• [DO THIS]:
Using the records below, give the number of lines where the word "color" appears, with no further output.

• [RECORDS PROVIDED]:
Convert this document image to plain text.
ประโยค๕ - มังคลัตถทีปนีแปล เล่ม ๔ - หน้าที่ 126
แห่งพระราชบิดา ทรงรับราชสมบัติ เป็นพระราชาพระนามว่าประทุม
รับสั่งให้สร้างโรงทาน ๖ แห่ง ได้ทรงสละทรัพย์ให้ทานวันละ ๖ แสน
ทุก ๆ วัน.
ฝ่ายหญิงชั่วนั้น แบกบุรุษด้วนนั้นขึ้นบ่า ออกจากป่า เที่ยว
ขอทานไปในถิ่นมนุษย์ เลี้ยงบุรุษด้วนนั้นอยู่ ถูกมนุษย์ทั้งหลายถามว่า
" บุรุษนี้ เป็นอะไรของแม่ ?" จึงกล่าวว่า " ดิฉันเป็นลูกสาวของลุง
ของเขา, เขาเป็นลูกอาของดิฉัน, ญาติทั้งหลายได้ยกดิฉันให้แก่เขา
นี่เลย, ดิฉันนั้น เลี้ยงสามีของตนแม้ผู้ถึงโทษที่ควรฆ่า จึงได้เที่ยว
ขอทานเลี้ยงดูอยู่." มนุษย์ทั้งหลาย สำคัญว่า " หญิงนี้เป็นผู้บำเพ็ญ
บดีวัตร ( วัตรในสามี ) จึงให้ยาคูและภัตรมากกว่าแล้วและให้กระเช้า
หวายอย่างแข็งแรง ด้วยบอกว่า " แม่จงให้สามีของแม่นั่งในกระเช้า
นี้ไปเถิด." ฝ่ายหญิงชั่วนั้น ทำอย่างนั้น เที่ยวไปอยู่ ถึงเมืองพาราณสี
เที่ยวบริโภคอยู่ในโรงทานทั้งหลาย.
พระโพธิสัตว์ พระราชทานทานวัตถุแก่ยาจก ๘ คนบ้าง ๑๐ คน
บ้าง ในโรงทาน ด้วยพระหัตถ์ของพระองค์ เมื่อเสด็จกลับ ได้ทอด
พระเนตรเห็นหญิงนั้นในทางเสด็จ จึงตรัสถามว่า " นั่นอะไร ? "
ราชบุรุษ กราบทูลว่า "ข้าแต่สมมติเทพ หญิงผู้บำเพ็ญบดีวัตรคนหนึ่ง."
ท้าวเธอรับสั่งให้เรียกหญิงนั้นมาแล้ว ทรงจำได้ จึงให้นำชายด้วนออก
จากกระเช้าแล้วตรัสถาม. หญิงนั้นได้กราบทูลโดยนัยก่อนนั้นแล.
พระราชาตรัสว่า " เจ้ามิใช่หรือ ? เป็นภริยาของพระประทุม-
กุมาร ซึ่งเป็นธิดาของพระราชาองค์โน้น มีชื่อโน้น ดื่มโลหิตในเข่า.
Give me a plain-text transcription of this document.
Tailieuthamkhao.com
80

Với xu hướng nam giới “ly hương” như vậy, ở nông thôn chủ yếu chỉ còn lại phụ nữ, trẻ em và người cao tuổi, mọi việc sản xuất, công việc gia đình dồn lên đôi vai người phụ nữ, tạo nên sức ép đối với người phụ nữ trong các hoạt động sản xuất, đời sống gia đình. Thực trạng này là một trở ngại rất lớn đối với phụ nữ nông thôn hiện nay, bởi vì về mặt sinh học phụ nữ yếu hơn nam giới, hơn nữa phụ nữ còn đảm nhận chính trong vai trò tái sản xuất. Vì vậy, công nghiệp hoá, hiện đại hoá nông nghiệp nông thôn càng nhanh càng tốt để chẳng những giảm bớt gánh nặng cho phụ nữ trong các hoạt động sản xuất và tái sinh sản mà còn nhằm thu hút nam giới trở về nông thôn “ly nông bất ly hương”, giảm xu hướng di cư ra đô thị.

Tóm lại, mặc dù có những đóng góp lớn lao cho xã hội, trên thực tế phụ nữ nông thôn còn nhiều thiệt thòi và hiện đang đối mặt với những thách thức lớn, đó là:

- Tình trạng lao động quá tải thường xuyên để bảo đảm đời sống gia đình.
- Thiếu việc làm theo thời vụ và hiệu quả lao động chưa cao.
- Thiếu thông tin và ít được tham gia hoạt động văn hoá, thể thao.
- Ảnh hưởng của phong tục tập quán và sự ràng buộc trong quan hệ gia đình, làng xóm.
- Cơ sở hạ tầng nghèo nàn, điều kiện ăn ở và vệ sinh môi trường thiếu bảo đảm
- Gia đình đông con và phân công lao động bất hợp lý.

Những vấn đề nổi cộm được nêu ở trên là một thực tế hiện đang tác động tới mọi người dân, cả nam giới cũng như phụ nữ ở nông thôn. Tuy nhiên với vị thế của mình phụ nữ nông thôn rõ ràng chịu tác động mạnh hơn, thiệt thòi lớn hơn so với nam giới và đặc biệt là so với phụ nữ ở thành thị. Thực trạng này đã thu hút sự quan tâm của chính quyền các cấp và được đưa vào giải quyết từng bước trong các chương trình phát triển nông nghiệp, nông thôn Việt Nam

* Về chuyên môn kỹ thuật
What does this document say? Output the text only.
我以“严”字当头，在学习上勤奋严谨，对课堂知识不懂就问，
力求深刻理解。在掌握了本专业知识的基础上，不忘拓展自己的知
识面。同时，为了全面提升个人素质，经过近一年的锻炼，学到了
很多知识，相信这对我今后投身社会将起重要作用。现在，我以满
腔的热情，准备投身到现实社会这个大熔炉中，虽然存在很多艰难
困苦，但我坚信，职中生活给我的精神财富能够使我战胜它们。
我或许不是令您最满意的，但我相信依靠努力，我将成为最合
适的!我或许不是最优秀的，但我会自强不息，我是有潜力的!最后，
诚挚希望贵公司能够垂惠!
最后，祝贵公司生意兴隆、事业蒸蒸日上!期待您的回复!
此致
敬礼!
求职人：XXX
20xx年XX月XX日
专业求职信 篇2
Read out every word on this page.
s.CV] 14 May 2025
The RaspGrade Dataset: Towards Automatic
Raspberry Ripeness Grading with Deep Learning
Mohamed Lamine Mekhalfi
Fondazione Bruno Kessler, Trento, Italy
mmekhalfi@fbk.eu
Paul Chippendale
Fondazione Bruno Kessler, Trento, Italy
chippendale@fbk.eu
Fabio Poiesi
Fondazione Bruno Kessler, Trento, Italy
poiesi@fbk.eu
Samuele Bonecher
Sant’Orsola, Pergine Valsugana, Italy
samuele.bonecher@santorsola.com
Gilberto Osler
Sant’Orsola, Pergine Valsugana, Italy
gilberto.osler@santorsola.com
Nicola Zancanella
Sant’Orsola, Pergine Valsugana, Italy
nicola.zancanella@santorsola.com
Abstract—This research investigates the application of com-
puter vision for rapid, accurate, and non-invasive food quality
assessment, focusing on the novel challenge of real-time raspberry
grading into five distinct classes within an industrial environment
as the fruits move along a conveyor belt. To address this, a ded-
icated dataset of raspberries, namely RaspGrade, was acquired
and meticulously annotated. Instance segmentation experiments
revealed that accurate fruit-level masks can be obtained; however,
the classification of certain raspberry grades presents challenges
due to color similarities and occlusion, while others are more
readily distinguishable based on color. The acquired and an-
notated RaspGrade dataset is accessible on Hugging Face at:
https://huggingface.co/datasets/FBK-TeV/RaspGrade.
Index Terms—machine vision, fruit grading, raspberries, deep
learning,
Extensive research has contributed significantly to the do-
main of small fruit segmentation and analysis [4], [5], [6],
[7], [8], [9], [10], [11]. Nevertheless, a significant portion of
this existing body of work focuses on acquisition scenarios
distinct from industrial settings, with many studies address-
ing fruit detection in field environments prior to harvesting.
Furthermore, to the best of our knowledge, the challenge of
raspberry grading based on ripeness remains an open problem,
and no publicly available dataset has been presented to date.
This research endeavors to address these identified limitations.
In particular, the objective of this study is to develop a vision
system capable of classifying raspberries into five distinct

• [FULL SOLUTION]:
2